- [The request] Copy, in full, each line of the material that holds the word "Total".
start
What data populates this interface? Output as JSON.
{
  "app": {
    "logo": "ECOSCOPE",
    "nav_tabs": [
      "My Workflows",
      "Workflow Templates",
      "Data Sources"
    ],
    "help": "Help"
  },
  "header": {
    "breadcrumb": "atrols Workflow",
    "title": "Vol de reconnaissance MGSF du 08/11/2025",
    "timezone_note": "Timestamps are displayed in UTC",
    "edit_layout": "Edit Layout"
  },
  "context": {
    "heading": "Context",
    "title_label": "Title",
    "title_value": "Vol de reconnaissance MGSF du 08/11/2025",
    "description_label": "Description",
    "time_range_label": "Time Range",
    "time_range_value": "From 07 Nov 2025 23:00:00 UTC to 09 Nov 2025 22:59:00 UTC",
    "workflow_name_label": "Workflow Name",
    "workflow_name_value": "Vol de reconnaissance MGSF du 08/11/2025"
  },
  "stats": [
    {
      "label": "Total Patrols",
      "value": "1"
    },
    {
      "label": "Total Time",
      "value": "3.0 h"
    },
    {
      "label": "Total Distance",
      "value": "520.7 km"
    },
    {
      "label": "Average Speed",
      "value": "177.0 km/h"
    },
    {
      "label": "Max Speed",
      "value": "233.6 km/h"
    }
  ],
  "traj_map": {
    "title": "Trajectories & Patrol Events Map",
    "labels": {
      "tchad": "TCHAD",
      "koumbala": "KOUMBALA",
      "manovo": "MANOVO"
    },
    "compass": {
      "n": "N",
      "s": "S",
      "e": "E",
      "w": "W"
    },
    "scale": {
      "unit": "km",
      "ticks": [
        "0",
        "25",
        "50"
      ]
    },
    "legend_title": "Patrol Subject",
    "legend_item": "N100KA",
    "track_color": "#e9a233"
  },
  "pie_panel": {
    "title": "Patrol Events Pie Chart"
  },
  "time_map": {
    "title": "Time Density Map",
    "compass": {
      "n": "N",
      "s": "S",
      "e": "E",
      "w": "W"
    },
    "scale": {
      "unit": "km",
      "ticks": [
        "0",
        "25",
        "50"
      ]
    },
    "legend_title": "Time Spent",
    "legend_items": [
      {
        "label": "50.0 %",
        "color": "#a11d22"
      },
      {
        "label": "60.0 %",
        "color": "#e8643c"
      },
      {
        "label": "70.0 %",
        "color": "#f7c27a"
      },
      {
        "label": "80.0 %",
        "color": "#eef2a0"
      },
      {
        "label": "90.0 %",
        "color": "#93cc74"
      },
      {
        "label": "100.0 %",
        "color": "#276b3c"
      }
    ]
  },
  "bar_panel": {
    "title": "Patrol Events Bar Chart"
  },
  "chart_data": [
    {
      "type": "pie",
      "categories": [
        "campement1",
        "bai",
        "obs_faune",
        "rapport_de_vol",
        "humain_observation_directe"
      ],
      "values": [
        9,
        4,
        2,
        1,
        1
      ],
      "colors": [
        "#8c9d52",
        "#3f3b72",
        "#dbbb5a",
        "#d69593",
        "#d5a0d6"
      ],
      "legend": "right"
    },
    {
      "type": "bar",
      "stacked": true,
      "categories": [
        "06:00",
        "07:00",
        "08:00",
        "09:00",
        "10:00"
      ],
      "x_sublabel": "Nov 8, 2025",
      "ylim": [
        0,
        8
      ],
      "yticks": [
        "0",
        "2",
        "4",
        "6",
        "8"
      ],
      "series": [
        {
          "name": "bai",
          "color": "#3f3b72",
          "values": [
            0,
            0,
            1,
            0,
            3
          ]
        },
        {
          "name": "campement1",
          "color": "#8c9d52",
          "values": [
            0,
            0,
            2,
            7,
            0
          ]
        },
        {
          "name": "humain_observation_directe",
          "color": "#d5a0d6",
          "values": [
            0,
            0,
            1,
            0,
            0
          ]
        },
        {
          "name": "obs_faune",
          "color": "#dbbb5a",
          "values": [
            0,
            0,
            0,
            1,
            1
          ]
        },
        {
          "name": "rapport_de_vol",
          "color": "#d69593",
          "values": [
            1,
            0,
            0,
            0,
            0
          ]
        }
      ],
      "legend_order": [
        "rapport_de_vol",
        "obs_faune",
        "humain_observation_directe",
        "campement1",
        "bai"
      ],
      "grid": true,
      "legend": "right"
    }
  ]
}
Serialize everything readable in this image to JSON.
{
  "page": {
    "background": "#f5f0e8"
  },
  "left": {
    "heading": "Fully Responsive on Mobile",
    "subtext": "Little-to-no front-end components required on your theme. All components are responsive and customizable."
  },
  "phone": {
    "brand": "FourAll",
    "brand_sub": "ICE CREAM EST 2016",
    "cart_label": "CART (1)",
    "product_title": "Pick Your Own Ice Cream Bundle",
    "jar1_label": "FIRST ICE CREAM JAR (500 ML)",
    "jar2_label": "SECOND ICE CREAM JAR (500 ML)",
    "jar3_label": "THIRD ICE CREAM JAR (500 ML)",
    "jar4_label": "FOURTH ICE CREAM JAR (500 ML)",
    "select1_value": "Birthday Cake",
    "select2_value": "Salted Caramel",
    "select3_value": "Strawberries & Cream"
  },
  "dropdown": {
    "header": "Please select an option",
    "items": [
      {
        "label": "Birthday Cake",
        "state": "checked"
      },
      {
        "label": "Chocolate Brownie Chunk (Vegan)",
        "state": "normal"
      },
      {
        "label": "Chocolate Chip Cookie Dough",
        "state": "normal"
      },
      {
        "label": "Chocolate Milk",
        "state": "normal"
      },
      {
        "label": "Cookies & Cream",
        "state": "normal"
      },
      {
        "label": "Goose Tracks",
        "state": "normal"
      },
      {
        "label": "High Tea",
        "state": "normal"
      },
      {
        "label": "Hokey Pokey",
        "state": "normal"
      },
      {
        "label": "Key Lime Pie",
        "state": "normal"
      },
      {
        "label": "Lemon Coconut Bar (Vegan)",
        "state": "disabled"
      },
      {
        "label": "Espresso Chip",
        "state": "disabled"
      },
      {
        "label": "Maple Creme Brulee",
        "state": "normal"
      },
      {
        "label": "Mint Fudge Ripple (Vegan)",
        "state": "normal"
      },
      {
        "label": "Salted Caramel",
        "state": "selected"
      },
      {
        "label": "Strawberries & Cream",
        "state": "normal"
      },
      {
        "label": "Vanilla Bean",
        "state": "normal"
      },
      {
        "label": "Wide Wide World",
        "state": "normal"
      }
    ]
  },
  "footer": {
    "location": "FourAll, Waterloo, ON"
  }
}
end
- [Answer to this exercise]
      "label": "Total Patrols",
      "label": "Total Time",
      "label": "Total Distance",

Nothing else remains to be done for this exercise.